## PROBLEM DETAILS:
Find the lines that hold "expectedArm". Report only how many there are.

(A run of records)
"""
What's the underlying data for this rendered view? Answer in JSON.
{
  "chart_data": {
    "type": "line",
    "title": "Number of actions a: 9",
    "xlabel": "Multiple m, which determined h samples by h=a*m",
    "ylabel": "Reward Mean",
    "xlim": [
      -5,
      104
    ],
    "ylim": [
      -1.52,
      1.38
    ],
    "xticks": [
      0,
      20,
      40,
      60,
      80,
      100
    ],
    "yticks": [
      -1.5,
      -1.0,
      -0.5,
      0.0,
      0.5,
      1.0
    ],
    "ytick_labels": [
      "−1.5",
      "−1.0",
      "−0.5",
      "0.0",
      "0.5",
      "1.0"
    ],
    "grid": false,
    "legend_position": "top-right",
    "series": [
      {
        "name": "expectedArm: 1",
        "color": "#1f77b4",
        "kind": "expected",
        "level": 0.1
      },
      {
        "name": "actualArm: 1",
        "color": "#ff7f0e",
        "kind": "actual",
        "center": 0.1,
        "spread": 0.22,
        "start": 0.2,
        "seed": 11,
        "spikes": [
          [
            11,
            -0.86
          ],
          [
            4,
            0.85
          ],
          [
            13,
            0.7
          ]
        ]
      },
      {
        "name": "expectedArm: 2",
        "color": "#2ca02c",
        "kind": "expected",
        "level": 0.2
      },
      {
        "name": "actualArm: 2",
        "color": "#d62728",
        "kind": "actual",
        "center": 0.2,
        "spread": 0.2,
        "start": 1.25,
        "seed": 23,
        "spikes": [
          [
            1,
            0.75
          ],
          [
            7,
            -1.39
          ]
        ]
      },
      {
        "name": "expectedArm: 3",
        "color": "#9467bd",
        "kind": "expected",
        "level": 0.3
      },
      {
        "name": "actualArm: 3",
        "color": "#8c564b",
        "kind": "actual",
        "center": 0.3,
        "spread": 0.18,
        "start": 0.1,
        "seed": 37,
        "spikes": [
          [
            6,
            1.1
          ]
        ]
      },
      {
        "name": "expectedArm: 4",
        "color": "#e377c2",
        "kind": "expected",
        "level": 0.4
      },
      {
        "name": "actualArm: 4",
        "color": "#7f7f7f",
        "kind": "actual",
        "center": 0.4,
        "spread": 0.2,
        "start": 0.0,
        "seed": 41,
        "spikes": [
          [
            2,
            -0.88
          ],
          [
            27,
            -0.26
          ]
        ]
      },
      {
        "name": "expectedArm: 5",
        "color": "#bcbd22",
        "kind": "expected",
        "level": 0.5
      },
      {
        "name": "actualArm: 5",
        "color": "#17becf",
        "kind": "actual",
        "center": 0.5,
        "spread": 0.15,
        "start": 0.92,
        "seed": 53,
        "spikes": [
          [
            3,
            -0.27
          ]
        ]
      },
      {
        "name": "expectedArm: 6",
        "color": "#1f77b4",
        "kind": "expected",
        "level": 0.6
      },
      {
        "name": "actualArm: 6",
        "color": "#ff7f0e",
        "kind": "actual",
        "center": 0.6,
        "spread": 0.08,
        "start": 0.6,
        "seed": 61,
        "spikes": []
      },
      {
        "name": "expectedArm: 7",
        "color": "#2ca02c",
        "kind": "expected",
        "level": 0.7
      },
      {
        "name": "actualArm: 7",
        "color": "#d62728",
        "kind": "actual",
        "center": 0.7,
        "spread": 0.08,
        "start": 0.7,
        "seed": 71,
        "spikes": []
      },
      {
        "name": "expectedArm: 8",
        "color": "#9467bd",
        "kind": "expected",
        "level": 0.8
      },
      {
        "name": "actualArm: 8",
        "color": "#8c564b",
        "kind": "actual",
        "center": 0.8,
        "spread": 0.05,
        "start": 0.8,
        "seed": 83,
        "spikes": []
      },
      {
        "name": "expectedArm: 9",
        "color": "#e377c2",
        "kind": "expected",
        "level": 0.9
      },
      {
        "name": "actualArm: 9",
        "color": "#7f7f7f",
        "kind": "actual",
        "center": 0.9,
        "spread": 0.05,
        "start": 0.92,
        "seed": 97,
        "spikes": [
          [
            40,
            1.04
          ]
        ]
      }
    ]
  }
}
"""
## ANSWER TO THE EXERCISE:
9